#### [Written task]
Each line that follows is to be retyped exactly.

#### [Records to use]
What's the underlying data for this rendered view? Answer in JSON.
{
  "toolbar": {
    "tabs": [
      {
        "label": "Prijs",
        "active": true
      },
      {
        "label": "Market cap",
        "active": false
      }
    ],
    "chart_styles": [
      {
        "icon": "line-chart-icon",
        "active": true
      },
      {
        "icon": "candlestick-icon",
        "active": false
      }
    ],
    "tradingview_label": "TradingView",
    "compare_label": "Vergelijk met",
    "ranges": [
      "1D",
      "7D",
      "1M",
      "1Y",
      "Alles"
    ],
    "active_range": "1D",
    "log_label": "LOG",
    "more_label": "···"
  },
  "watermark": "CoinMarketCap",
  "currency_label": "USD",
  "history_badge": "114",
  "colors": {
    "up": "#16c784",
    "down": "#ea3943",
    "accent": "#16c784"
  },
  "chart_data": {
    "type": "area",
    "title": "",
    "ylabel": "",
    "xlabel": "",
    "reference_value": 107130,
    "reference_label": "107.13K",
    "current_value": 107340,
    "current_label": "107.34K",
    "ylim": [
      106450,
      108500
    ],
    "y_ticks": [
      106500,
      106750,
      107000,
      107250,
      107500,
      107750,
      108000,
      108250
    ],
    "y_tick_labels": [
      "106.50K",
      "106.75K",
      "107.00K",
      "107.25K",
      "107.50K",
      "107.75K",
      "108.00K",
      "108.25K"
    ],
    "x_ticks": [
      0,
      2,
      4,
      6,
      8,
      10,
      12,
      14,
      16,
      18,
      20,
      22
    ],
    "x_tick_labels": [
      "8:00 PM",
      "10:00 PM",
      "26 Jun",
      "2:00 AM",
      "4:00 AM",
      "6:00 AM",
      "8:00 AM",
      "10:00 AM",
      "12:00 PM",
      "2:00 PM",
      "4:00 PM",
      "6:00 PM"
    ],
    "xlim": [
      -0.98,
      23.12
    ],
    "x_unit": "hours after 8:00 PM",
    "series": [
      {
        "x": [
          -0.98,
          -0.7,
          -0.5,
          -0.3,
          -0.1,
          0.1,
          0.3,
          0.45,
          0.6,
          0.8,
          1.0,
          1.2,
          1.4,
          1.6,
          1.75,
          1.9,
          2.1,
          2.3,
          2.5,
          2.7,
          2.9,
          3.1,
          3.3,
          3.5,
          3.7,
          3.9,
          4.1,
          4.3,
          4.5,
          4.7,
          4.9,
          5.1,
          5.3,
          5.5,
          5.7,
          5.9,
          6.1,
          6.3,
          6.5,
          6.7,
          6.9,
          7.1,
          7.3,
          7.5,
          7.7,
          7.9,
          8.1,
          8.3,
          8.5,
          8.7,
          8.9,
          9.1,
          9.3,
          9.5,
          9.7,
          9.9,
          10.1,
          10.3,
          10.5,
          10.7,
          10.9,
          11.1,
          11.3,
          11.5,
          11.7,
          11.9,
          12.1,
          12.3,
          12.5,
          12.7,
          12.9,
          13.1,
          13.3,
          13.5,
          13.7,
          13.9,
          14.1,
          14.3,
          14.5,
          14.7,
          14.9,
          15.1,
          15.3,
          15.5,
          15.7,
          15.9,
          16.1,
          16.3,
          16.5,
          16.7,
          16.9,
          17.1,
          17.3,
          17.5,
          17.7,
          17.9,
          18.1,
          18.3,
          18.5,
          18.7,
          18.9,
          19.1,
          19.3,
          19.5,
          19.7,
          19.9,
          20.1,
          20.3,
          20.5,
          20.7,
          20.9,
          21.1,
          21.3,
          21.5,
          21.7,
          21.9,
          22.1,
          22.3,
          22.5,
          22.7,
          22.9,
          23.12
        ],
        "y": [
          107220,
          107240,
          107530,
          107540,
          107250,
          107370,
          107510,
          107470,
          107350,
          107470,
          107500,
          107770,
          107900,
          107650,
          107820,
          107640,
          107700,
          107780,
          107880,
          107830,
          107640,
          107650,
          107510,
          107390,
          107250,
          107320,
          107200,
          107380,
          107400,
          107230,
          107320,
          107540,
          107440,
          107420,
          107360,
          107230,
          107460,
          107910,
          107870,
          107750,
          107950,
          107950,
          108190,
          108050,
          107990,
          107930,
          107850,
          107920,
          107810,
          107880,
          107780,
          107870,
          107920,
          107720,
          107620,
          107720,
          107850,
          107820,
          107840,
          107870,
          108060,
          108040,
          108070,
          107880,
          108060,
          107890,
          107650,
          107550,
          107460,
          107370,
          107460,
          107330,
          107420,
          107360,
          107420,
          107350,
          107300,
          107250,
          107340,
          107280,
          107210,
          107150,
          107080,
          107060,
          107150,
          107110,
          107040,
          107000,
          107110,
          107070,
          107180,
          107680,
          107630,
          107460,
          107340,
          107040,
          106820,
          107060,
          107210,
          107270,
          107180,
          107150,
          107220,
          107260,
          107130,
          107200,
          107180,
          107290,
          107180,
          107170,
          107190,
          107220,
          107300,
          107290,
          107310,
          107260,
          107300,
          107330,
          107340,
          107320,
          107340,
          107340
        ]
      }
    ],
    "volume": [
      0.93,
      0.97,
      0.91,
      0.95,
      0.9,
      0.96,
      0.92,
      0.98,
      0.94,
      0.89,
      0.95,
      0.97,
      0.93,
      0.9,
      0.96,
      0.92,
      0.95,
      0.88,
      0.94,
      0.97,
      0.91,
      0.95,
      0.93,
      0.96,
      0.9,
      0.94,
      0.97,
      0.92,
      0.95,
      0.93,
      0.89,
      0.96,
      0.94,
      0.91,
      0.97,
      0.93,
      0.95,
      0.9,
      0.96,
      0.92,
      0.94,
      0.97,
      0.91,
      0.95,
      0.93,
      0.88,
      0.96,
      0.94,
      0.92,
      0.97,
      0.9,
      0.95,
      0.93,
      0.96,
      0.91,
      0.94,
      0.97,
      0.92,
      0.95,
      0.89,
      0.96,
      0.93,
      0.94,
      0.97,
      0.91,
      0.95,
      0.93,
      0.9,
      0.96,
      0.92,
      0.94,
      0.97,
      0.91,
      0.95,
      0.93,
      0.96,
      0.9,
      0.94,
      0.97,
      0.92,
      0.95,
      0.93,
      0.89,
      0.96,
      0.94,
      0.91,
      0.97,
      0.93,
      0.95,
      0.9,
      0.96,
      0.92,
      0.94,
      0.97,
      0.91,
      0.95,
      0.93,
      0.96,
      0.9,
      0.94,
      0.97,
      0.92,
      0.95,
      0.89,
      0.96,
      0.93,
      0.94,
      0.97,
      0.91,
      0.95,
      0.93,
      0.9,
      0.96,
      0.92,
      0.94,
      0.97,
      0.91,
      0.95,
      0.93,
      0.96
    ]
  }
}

#### [Answer to this task]
What's the underlying data for this rendered view? Answer in JSON.
{
  "toolbar": {
    "tabs": [
      {
        "label": "Prijs",
        "active": true
      },
      {
        "label": "Market cap",
        "active": false
      }
    ],
    "chart_styles": [
      {
        "icon": "line-chart-icon",
        "active": true
      },
      {
        "icon": "candlestick-icon",
        "active": false
      }
    ],
    "tradingview_label": "TradingView",
    "compare_label": "Vergelijk met",
    "ranges": [
      "1D",
      "7D",
      "1M",
      "1Y",
      "Alles"
    ],
    "active_range": "1D",
    "log_label": "LOG",
    "more_label": "···"
  },
  "watermark": "CoinMarketCap",
  "currency_label": "USD",
  "history_badge": "114",
  "colors": {
    "up": "#16c784",
    "down": "#ea3943",
    "accent": "#16c784"
  },
  "chart_data": {
    "type": "area",
    "title": "",
    "ylabel": "",
    "xlabel": "",
    "reference_value": 107130,
    "reference_label": "107.13K",
    "current_value": 107340,
    "current_label": "107.34K",
    "ylim": [
      106450,
      108500
    ],
    "y_ticks": [
      106500,
      106750,
      107000,
      107250,
      107500,
      107750,
      108000,
      108250
    ],
    "y_tick_labels": [
      "106.50K",
      "106.75K",
      "107.00K",
      "107.25K",
      "107.50K",
      "107.75K",
      "108.00K",
      "108.25K"
    ],
    "x_ticks": [
      0,
      2,
      4,
      6,
      8,
      10,
      12,
      14,
      16,
      18,
      20,
      22
    ],
    "x_tick_labels": [
      "8:00 PM",
      "10:00 PM",
      "26 Jun",
      "2:00 AM",
      "4:00 AM",
      "6:00 AM",
      "8:00 AM",
      "10:00 AM",
      "12:00 PM",
      "2:00 PM",
      "4:00 PM",
      "6:00 PM"
    ],
    "xlim": [
      -0.98,
      23.12
    ],
    "x_unit": "hours after 8:00 PM",
    "series": [
      {
        "x": [
          -0.98,
          -0.7,
          -0.5,
          -0.3,
          -0.1,
          0.1,
          0.3,
          0.45,
          0.6,
          0.8,
          1.0,
          1.2,
          1.4,
          1.6,
          1.75,
          1.9,
          2.1,
          2.3,
          2.5,
          2.7,
          2.9,
          3.1,
          3.3,
          3.5,
          3.7,
          3.9,
          4.1,
          4.3,
          4.5,
          4.7,
          4.9,
          5.1,
          5.3,
          5.5,
          5.7,
          5.9,
          6.1,
          6.3,
          6.5,
          6.7,
          6.9,
          7.1,
          7.3,
          7.5,
          7.7,
          7.9,
          8.1,
          8.3,
          8.5,
          8.7,
          8.9,
          9.1,
          9.3,
          9.5,
          9.7,
          9.9,
          10.1,
          10.3,
          10.5,
          10.7,
          10.9,
          11.1,
          11.3,
          11.5,
          11.7,
          11.9,
          12.1,
          12.3,
          12.5,
          12.7,
          12.9,
          13.1,
          13.3,
          13.5,
          13.7,
          13.9,
          14.1,
          14.3,
          14.5,
          14.7,
          14.9,
          15.1,
          15.3,
          15.5,
          15.7,
          15.9,
          16.1,
          16.3,
          16.5,
          16.7,
          16.9,
          17.1,
          17.3,
          17.5,
          17.7,
          17.9,
          18.1,
          18.3,
          18.5,
          18.7,
          18.9,
          19.1,
          19.3,
          19.5,
          19.7,
          19.9,
          20.1,
          20.3,
          20.5,
          20.7,
          20.9,
          21.1,
          21.3,
          21.5,
          21.7,
          21.9,
          22.1,
          22.3,
          22.5,
          22.7,
          22.9,
          23.12
        ],
        "y": [
          107220,
          107240,
          107530,
          107540,
          107250,
          107370,
          107510,
          107470,
          107350,
          107470,
          107500,
          107770,
          107900,
          107650,
          107820,
          107640,
          107700,
          107780,
          107880,
          107830,
          107640,
          107650,
          107510,
          107390,
          107250,
          107320,
          107200,
          107380,
          107400,
          107230,
          107320,
          107540,
          107440,
          107420,
          107360,
          107230,
          107460,
          107910,
          107870,
          107750,
          107950,
          107950,
          108190,
          108050,
          107990,
          107930,
          107850,
          107920,
          107810,
          107880,
          107780,
          107870,
          107920,
          107720,
          107620,
          107720,
          107850,
          107820,
          107840,
          107870,
          108060,
          108040,
          108070,
          107880,
          108060,
          107890,
          107650,
          107550,
          107460,
          107370,
          107460,
          107330,
          107420,
          107360,
          107420,
          107350,
          107300,
          107250,
          107340,
          107280,
          107210,
          107150,
          107080,
          107060,
          107150,
          107110,
          107040,
          107000,
          107110,
          107070,
          107180,
          107680,
          107630,
          107460,
          107340,
          107040,
          106820,
          107060,
          107210,
          107270,
          107180,
          107150,
          107220,
          107260,
          107130,
          107200,
          107180,
          107290,
          107180,
          107170,
          107190,
          107220,
          107300,
          107290,
          107310,
          107260,
          107300,
          107330,
          107340,
          107320,
          107340,
          107340
        ]
      }
    ],
    "volume": [
      0.93,
      0.97,
      0.91,
      0.95,
      0.9,
      0.96,
      0.92,
      0.98,
      0.94,
      0.89,
      0.95,
      0.97,
      0.93,
      0.9,
      0.96,
      0.92,
      0.95,
      0.88,
      0.94,
      0.97,
      0.91,
      0.95,
      0.93,
      0.96,
      0.9,
      0.94,
      0.97,
      0.92,
      0.95,
      0.93,
      0.89,
      0.96,
      0.94,
      0.91,
      0.97,
      0.93,
      0.95,
      0.9,
      0.96,
      0.92,
      0.94,
      0.97,
      0.91,
      0.95,
      0.93,
      0.88,
      0.96,
      0.94,
      0.92,
      0.97,
      0.9,
      0.95,
      0.93,
      0.96,
      0.91,
      0.94,
      0.97,
      0.92,
      0.95,
      0.89,
      0.96,
      0.93,
      0.94,
      0.97,
      0.91,
      0.95,
      0.93,
      0.9,
      0.96,
      0.92,
      0.94,
      0.97,
      0.91,
      0.95,
      0.93,
      0.96,
      0.9,
      0.94,
      0.97,
      0.92,
      0.95,
      0.93,
      0.89,
      0.96,
      0.94,
      0.91,
      0.97,
      0.93,
      0.95,
      0.9,
      0.96,
      0.92,
      0.94,
      0.97,
      0.91,
      0.95,
      0.93,
      0.96,
      0.9,
      0.94,
      0.97,
      0.92,
      0.95,
      0.89,
      0.96,
      0.93,
      0.94,
      0.97,
      0.91,
      0.95,
      0.93,
      0.9,
      0.96,
      0.92,
      0.94,
      0.97,
      0.91,
      0.95,
      0.93,
      0.96
    ]
  }
}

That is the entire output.